Exercise description: Extract every line of the material that holds the string "subtitle".
===== Given records
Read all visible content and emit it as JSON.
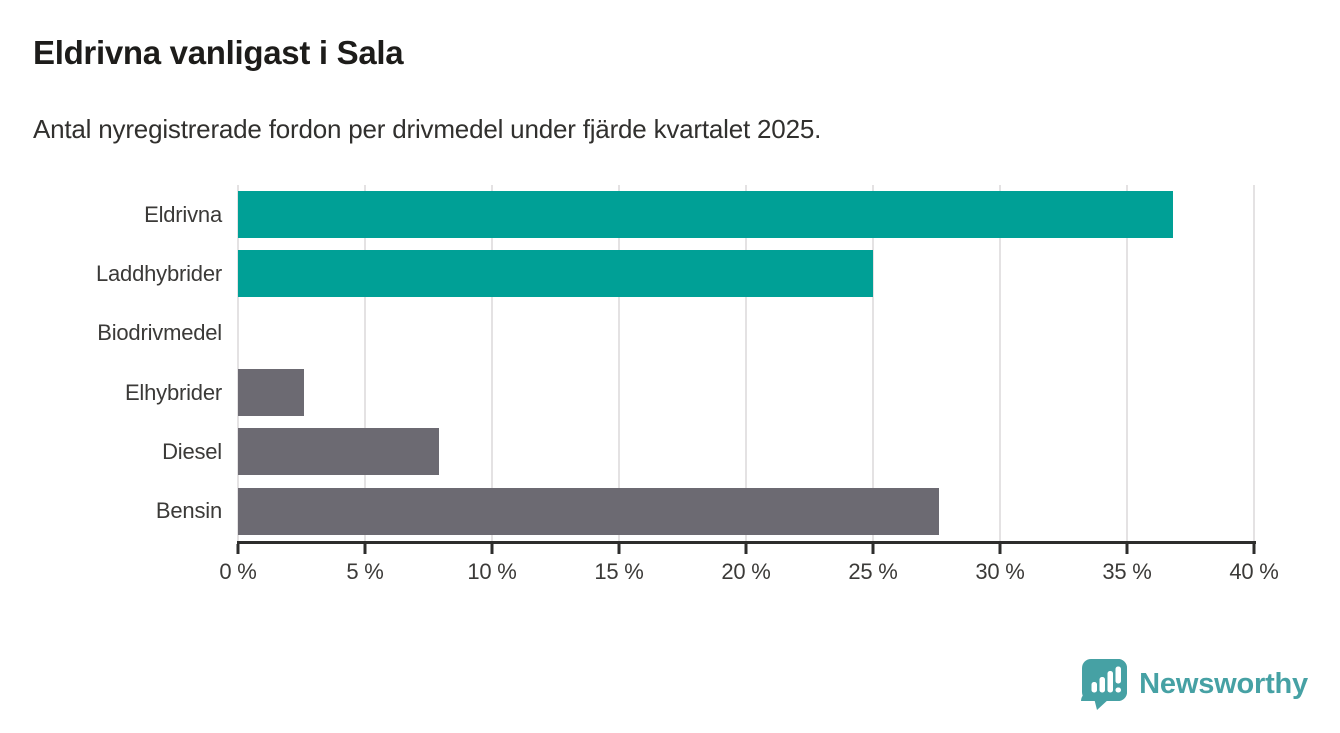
{
  "title": "Eldrivna vanligast i Sala",
  "subtitle": "Antal nyregistrerade fordon per drivmedel under fjärde kvartalet 2025.",
  "chart_data": {
    "type": "bar",
    "orientation": "horizontal",
    "title": "Eldrivna vanligast i Sala",
    "subtitle": "Antal nyregistrerade fordon per drivmedel under fjärde kvartalet 2025.",
    "categories": [
      "Eldrivna",
      "Laddhybrider",
      "Biodrivmedel",
      "Elhybrider",
      "Diesel",
      "Bensin"
    ],
    "values": [
      36.8,
      25.0,
      0.0,
      2.6,
      7.9,
      27.6
    ],
    "unit": "%",
    "bar_colors": [
      "#00a096",
      "#00a096",
      "#6c6a72",
      "#6c6a72",
      "#6c6a72",
      "#6c6a72"
    ],
    "xlabel": "",
    "ylabel": "",
    "xlim": [
      0,
      40
    ],
    "x_ticks": [
      0,
      5,
      10,
      15,
      20,
      25,
      30,
      35,
      40
    ],
    "x_tick_labels": [
      "0 %",
      "5 %",
      "10 %",
      "15 %",
      "20 %",
      "25 %",
      "30 %",
      "35 %",
      "40 %"
    ],
    "grid": true,
    "legend": false
  },
  "footer": {
    "brand": "Newsworthy"
  },
  "colors": {
    "teal_bar": "#00a096",
    "gray_bar": "#6c6a72",
    "brand_teal": "#46a1a4",
    "gridline": "#e4e2e3",
    "axis": "#2d2d2c",
    "title_text": "#1d1c1a",
    "label_text": "#3b3a38"
  }
}
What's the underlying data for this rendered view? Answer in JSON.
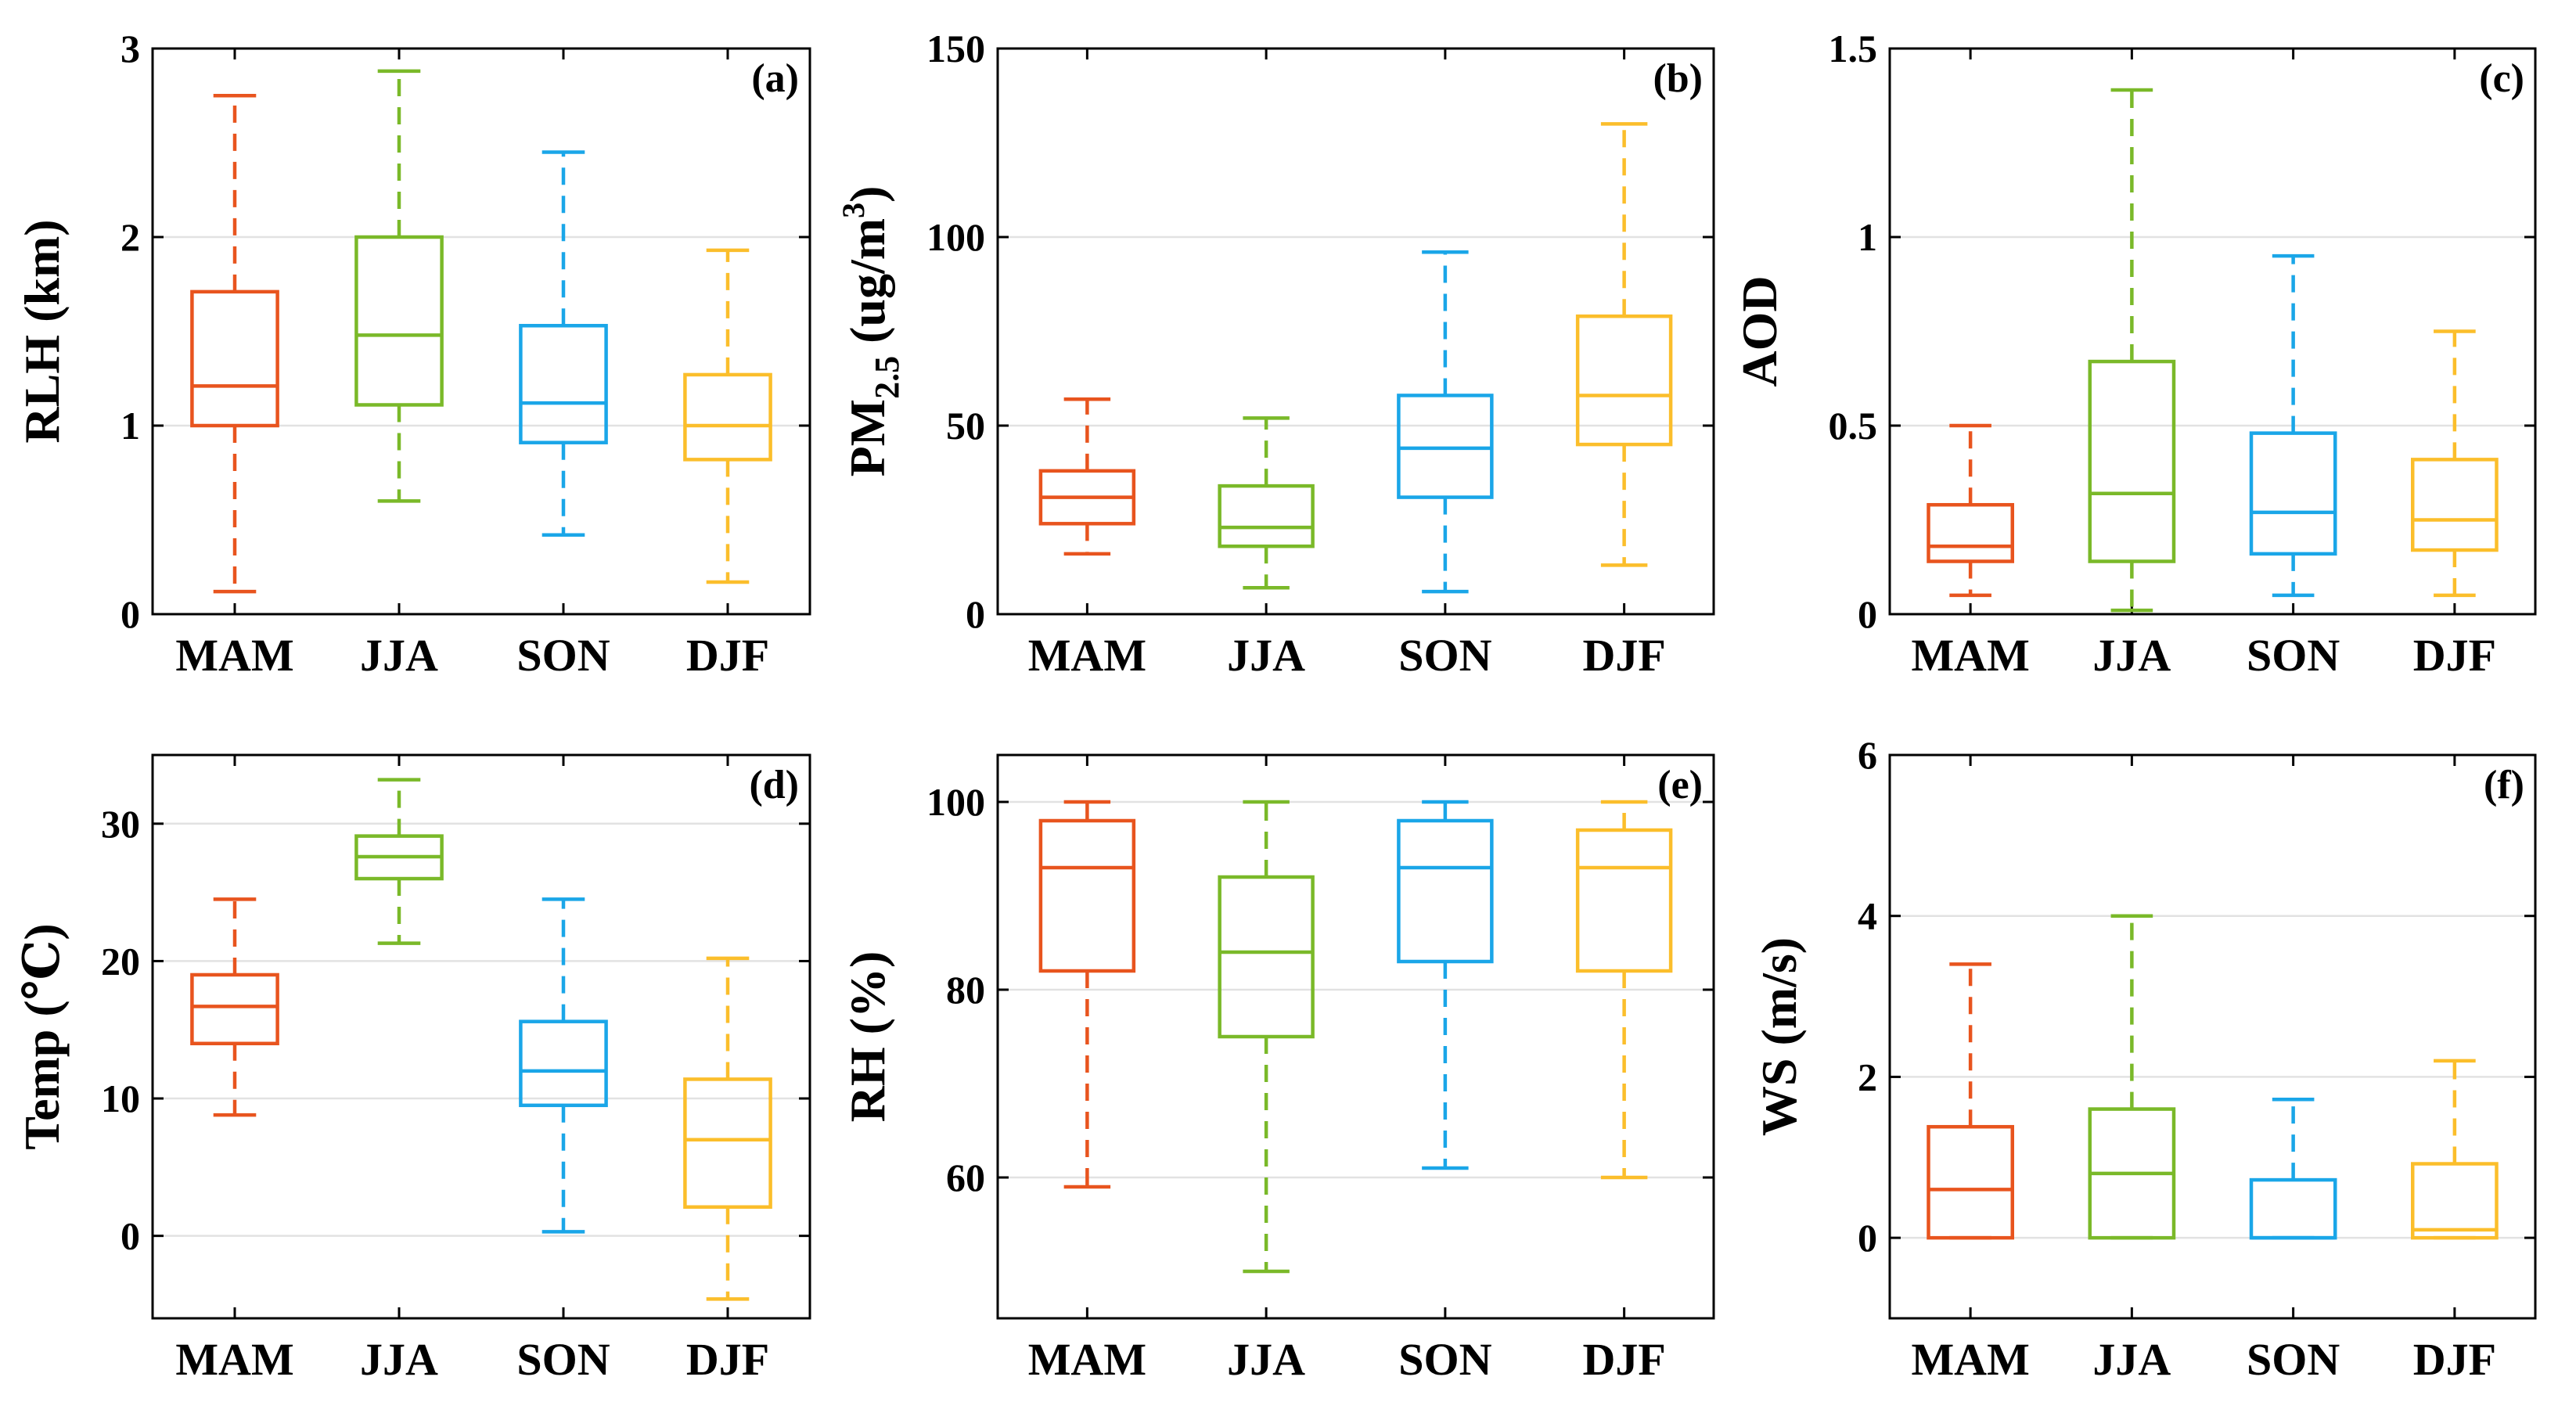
{
  "chart_data": [
    {
      "type": "boxplot",
      "panel_label": "(a)",
      "ylabel": "RLH (km)",
      "ylabel_main": "RLH (km)",
      "ylim": [
        0,
        3
      ],
      "yticks": [
        0,
        1,
        2,
        3
      ],
      "ytick_labels": [
        "0",
        "1",
        "2",
        "3"
      ],
      "categories": [
        "MAM",
        "JJA",
        "SON",
        "DJF"
      ],
      "boxes": [
        {
          "category": "MAM",
          "whisker_low": 0.12,
          "q1": 1.0,
          "median": 1.21,
          "q3": 1.71,
          "whisker_high": 2.75
        },
        {
          "category": "JJA",
          "whisker_low": 0.6,
          "q1": 1.11,
          "median": 1.48,
          "q3": 2.0,
          "whisker_high": 2.88
        },
        {
          "category": "SON",
          "whisker_low": 0.42,
          "q1": 0.91,
          "median": 1.12,
          "q3": 1.53,
          "whisker_high": 2.45
        },
        {
          "category": "DJF",
          "whisker_low": 0.17,
          "q1": 0.82,
          "median": 1.0,
          "q3": 1.27,
          "whisker_high": 1.93
        }
      ]
    },
    {
      "type": "boxplot",
      "panel_label": "(b)",
      "ylabel": "PM2.5 (ug/m3)",
      "ylabel_main": "PM",
      "ylabel_sub": "2.5",
      "ylabel_mid": " (ug/m",
      "ylabel_sup": "3",
      "ylabel_end": ")",
      "ylim": [
        0,
        150
      ],
      "yticks": [
        0,
        50,
        100,
        150
      ],
      "ytick_labels": [
        "0",
        "50",
        "100",
        "150"
      ],
      "categories": [
        "MAM",
        "JJA",
        "SON",
        "DJF"
      ],
      "boxes": [
        {
          "category": "MAM",
          "whisker_low": 16,
          "q1": 24,
          "median": 31,
          "q3": 38,
          "whisker_high": 57
        },
        {
          "category": "JJA",
          "whisker_low": 7,
          "q1": 18,
          "median": 23,
          "q3": 34,
          "whisker_high": 52
        },
        {
          "category": "SON",
          "whisker_low": 6,
          "q1": 31,
          "median": 44,
          "q3": 58,
          "whisker_high": 96
        },
        {
          "category": "DJF",
          "whisker_low": 13,
          "q1": 45,
          "median": 58,
          "q3": 79,
          "whisker_high": 130
        }
      ]
    },
    {
      "type": "boxplot",
      "panel_label": "(c)",
      "ylabel": "AOD",
      "ylabel_main": "AOD",
      "ylim": [
        0,
        1.5
      ],
      "yticks": [
        0,
        0.5,
        1,
        1.5
      ],
      "ytick_labels": [
        "0",
        "0.5",
        "1",
        "1.5"
      ],
      "categories": [
        "MAM",
        "JJA",
        "SON",
        "DJF"
      ],
      "boxes": [
        {
          "category": "MAM",
          "whisker_low": 0.05,
          "q1": 0.14,
          "median": 0.18,
          "q3": 0.29,
          "whisker_high": 0.5
        },
        {
          "category": "JJA",
          "whisker_low": 0.01,
          "q1": 0.14,
          "median": 0.32,
          "q3": 0.67,
          "whisker_high": 1.39
        },
        {
          "category": "SON",
          "whisker_low": 0.05,
          "q1": 0.16,
          "median": 0.27,
          "q3": 0.48,
          "whisker_high": 0.95
        },
        {
          "category": "DJF",
          "whisker_low": 0.05,
          "q1": 0.17,
          "median": 0.25,
          "q3": 0.41,
          "whisker_high": 0.75
        }
      ]
    },
    {
      "type": "boxplot",
      "panel_label": "(d)",
      "ylabel": "Temp (℃)",
      "ylabel_main": "Temp (℃)",
      "ylim": [
        -6,
        35
      ],
      "yticks": [
        0,
        10,
        20,
        30
      ],
      "ytick_labels": [
        "0",
        "10",
        "20",
        "30"
      ],
      "categories": [
        "MAM",
        "JJA",
        "SON",
        "DJF"
      ],
      "boxes": [
        {
          "category": "MAM",
          "whisker_low": 8.8,
          "q1": 14,
          "median": 16.7,
          "q3": 19,
          "whisker_high": 24.5
        },
        {
          "category": "JJA",
          "whisker_low": 21.3,
          "q1": 26,
          "median": 27.6,
          "q3": 29.1,
          "whisker_high": 33.2
        },
        {
          "category": "SON",
          "whisker_low": 0.3,
          "q1": 9.5,
          "median": 12,
          "q3": 15.6,
          "whisker_high": 24.5
        },
        {
          "category": "DJF",
          "whisker_low": -4.6,
          "q1": 2.1,
          "median": 7,
          "q3": 11.4,
          "whisker_high": 20.2
        }
      ]
    },
    {
      "type": "boxplot",
      "panel_label": "(e)",
      "ylabel": "RH (%)",
      "ylabel_main": "RH (%)",
      "ylim": [
        45,
        105
      ],
      "yticks": [
        60,
        80,
        100
      ],
      "ytick_labels": [
        "60",
        "80",
        "100"
      ],
      "categories": [
        "MAM",
        "JJA",
        "SON",
        "DJF"
      ],
      "boxes": [
        {
          "category": "MAM",
          "whisker_low": 59,
          "q1": 82,
          "median": 93,
          "q3": 98,
          "whisker_high": 100
        },
        {
          "category": "JJA",
          "whisker_low": 50,
          "q1": 75,
          "median": 84,
          "q3": 92,
          "whisker_high": 100
        },
        {
          "category": "SON",
          "whisker_low": 61,
          "q1": 83,
          "median": 93,
          "q3": 98,
          "whisker_high": 100
        },
        {
          "category": "DJF",
          "whisker_low": 60,
          "q1": 82,
          "median": 93,
          "q3": 97,
          "whisker_high": 100
        }
      ]
    },
    {
      "type": "boxplot",
      "panel_label": "(f)",
      "ylabel": "WS (m/s)",
      "ylabel_main": "WS (m/s)",
      "ylim": [
        -1,
        6
      ],
      "yticks": [
        0,
        2,
        4,
        6
      ],
      "ytick_labels": [
        "0",
        "2",
        "4",
        "6"
      ],
      "categories": [
        "MAM",
        "JJA",
        "SON",
        "DJF"
      ],
      "boxes": [
        {
          "category": "MAM",
          "whisker_low": 0,
          "q1": 0,
          "median": 0.6,
          "q3": 1.38,
          "whisker_high": 3.4
        },
        {
          "category": "JJA",
          "whisker_low": 0,
          "q1": 0,
          "median": 0.8,
          "q3": 1.6,
          "whisker_high": 4.0
        },
        {
          "category": "SON",
          "whisker_low": 0,
          "q1": 0,
          "median": 0,
          "q3": 0.72,
          "whisker_high": 1.72
        },
        {
          "category": "DJF",
          "whisker_low": 0,
          "q1": 0,
          "median": 0.1,
          "q3": 0.92,
          "whisker_high": 2.2
        }
      ]
    }
  ],
  "colors": {
    "MAM": "#e8541e",
    "JJA": "#7ab929",
    "SON": "#1aa6e8",
    "DJF": "#fbbe2b",
    "grid": "#e2e2e2",
    "axis": "#000000"
  }
}
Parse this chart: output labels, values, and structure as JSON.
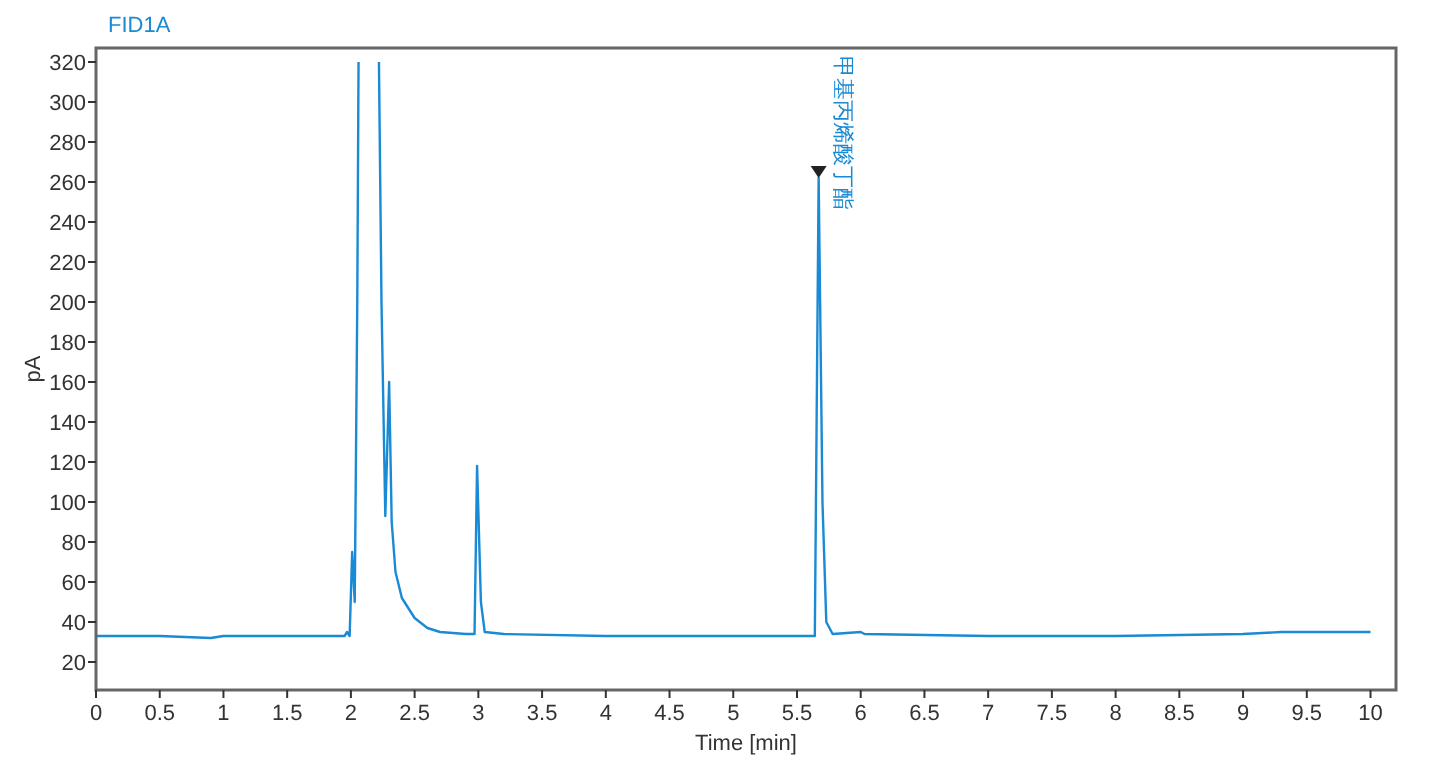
==========
Finished answer:
  "subtitle": "Antal nyregistrerade fordon per drivmedel under fjärde kvartalet 2025.",
    "subtitle": "Antal nyregistrerade fordon per drivmedel under fjärde kvartalet 2025.",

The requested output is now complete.